Dataset items
::::::::

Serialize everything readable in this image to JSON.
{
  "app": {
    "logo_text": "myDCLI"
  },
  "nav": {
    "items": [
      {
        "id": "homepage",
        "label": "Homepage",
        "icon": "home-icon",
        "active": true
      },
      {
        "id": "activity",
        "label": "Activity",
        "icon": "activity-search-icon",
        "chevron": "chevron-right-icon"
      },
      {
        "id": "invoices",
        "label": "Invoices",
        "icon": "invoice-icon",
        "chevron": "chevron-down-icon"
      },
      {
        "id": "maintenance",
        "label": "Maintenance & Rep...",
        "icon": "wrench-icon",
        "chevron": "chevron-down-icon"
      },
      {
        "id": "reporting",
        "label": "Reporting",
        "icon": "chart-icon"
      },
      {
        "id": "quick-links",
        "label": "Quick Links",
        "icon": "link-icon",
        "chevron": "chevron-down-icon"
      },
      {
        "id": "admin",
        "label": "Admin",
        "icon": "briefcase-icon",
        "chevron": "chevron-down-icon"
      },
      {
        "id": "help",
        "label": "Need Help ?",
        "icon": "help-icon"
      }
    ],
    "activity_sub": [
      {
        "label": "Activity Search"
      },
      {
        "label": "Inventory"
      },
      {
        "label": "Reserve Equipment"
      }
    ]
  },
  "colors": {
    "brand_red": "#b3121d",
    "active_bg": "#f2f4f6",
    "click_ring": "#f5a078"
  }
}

::::::::

▶ _Task goal_: Please output the complete data exactly.

▶ _Correct result_:
Serialize everything readable in this image to JSON.
{
  "app": {
    "logo_text": "myDCLI"
  },
  "nav": {
    "items": [
      {
        "id": "homepage",
        "label": "Homepage",
        "icon": "home-icon",
        "active": true
      },
      {
        "id": "activity",
        "label": "Activity",
        "icon": "activity-search-icon",
        "chevron": "chevron-right-icon"
      },
      {
        "id": "invoices",
        "label": "Invoices",
        "icon": "invoice-icon",
        "chevron": "chevron-down-icon"
      },
      {
        "id": "maintenance",
        "label": "Maintenance & Rep...",
        "icon": "wrench-icon",
        "chevron": "chevron-down-icon"
      },
      {
        "id": "reporting",
        "label": "Reporting",
        "icon": "chart-icon"
      },
      {
        "id": "quick-links",
        "label": "Quick Links",
        "icon": "link-icon",
        "chevron": "chevron-down-icon"
      },
      {
        "id": "admin",
        "label": "Admin",
        "icon": "briefcase-icon",
        "chevron": "chevron-down-icon"
      },
      {
        "id": "help",
        "label": "Need Help ?",
        "icon": "help-icon"
      }
    ],
    "activity_sub": [
      {
        "label": "Activity Search"
      },
      {
        "label": "Inventory"
      },
      {
        "label": "Reserve Equipment"
      }
    ]
  },
  "colors": {
    "brand_red": "#b3121d",
    "active_bg": "#f2f4f6",
    "click_ring": "#f5a078"
  }
}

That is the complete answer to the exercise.